Task prompt —
Gather all lines from the material that contain the word "nmusic".

Record set —
┄┄┄┄┄┄┄┄┄┄

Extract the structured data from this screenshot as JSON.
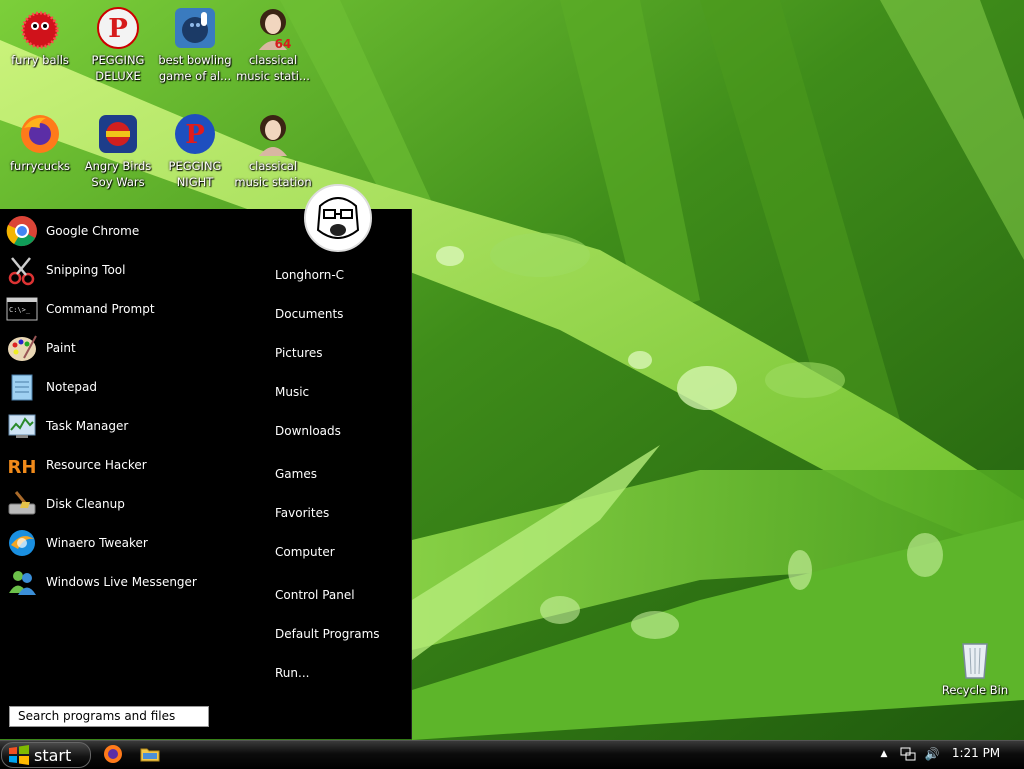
{
  "desktop": {
    "icons": [
      {
        "label": "furry balls"
      },
      {
        "label": "PEGGING\nDELUXE"
      },
      {
        "label": "best bowling\ngame of al..."
      },
      {
        "label": "classical\nmusic stati..."
      },
      {
        "label": "furrycucks"
      },
      {
        "label": "Angry Birds\nSoy Wars"
      },
      {
        "label": "PEGGING\nNIGHT"
      },
      {
        "label": "classical\nmusic station"
      },
      {
        "label": "Recycle Bin"
      }
    ],
    "icon_badge": "64"
  },
  "start_menu": {
    "programs": [
      {
        "label": "Google Chrome",
        "icon": "chrome-icon"
      },
      {
        "label": "Snipping Tool",
        "icon": "scissors-icon"
      },
      {
        "label": "Command Prompt",
        "icon": "terminal-icon"
      },
      {
        "label": "Paint",
        "icon": "palette-icon"
      },
      {
        "label": "Notepad",
        "icon": "notepad-icon"
      },
      {
        "label": "Task Manager",
        "icon": "task-manager-icon"
      },
      {
        "label": "Resource Hacker",
        "icon": "resource-hacker-icon"
      },
      {
        "label": "Disk Cleanup",
        "icon": "disk-cleanup-icon"
      },
      {
        "label": "Winaero Tweaker",
        "icon": "winaero-icon"
      },
      {
        "label": "Windows Live Messenger",
        "icon": "messenger-icon"
      }
    ],
    "places": [
      "Longhorn-C",
      "Documents",
      "Pictures",
      "Music",
      "Downloads",
      "Games",
      "Favorites",
      "Computer",
      "Control Panel",
      "Default Programs",
      "Run..."
    ],
    "search_placeholder": "Search programs and files",
    "rh_glyph": "RH",
    "cmd_glyph": "C:\\>_"
  },
  "taskbar": {
    "start_label": "start",
    "clock": "1:21 PM",
    "tray_arrow": "▲",
    "speaker_glyph": "🔊"
  },
  "colors": {
    "start_menu_bg": "#000000",
    "taskbar_bg": "#0c0c0c",
    "desktop_label": "#ffffff"
  }
}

┄┄┄┄┄┄┄┄┄┄

Response for this exercise —
        "label": "classical\nmusic stati..."
        "label": "classical\nmusic station"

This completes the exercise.